PROBLEM DESCRIPTION: Which lines in the records below contain the word "NAME"? Copy each one out.

Data entries

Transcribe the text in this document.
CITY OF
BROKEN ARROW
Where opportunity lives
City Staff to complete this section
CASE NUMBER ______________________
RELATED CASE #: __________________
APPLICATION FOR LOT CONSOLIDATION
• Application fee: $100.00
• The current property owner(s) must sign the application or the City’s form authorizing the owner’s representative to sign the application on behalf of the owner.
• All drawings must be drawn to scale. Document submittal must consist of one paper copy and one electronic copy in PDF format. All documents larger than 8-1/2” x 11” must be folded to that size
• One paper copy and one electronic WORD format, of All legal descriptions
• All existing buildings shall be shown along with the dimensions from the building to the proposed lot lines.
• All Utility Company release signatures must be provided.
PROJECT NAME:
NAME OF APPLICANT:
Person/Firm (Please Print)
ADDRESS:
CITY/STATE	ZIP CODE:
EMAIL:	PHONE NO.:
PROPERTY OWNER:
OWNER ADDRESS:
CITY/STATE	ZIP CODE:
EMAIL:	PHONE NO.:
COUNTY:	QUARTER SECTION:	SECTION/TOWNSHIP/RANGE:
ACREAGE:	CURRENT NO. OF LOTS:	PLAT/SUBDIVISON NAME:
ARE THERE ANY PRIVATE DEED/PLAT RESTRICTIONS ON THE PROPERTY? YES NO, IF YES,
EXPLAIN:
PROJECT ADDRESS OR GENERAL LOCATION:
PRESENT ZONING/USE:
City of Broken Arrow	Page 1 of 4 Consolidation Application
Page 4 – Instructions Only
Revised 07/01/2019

RESULT FOR THIS EXERCISE:
PROJECT NAME:
NAME OF APPLICANT:
ACREAGE:	CURRENT NO. OF LOTS:	PLAT/SUBDIVISON NAME:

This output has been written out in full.